▸ **Stored entries**:
※ ※ ※

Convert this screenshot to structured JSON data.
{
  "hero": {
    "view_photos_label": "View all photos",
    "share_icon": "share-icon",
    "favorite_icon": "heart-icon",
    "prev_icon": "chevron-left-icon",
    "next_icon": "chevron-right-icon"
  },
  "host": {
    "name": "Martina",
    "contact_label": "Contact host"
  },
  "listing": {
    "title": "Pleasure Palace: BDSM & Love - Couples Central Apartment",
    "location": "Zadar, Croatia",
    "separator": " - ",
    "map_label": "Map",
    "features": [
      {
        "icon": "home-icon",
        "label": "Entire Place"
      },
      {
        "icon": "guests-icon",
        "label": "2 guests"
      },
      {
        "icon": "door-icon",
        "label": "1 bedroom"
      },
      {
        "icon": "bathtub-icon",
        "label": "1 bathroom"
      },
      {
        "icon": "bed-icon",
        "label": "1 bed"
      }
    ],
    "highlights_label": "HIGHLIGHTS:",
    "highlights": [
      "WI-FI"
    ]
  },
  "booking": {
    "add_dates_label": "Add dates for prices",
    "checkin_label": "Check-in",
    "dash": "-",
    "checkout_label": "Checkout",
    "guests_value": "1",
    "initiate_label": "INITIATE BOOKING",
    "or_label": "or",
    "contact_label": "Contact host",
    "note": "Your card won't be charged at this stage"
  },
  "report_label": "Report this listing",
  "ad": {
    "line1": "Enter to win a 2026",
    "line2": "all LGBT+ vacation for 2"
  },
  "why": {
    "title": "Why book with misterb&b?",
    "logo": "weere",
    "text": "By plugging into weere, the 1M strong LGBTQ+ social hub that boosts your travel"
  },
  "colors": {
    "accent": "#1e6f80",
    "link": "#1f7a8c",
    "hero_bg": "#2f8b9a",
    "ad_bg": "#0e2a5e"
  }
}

※ ※ ※

▸ **DIRECTIVE**: Reproduce the material above exactly; please quote every line of it.

▸ **SOLUTION TO THIS EXERCISE**:
Convert this screenshot to structured JSON data.
{
  "hero": {
    "view_photos_label": "View all photos",
    "share_icon": "share-icon",
    "favorite_icon": "heart-icon",
    "prev_icon": "chevron-left-icon",
    "next_icon": "chevron-right-icon"
  },
  "host": {
    "name": "Martina",
    "contact_label": "Contact host"
  },
  "listing": {
    "title": "Pleasure Palace: BDSM & Love - Couples Central Apartment",
    "location": "Zadar, Croatia",
    "separator": " - ",
    "map_label": "Map",
    "features": [
      {
        "icon": "home-icon",
        "label": "Entire Place"
      },
      {
        "icon": "guests-icon",
        "label": "2 guests"
      },
      {
        "icon": "door-icon",
        "label": "1 bedroom"
      },
      {
        "icon": "bathtub-icon",
        "label": "1 bathroom"
      },
      {
        "icon": "bed-icon",
        "label": "1 bed"
      }
    ],
    "highlights_label": "HIGHLIGHTS:",
    "highlights": [
      "WI-FI"
    ]
  },
  "booking": {
    "add_dates_label": "Add dates for prices",
    "checkin_label": "Check-in",
    "dash": "-",
    "checkout_label": "Checkout",
    "guests_value": "1",
    "initiate_label": "INITIATE BOOKING",
    "or_label": "or",
    "contact_label": "Contact host",
    "note": "Your card won't be charged at this stage"
  },
  "report_label": "Report this listing",
  "ad": {
    "line1": "Enter to win a 2026",
    "line2": "all LGBT+ vacation for 2"
  },
  "why": {
    "title": "Why book with misterb&b?",
    "logo": "weere",
    "text": "By plugging into weere, the 1M strong LGBTQ+ social hub that boosts your travel"
  },
  "colors": {
    "accent": "#1e6f80",
    "link": "#1f7a8c",
    "hero_bg": "#2f8b9a",
    "ad_bg": "#0e2a5e"
  }
}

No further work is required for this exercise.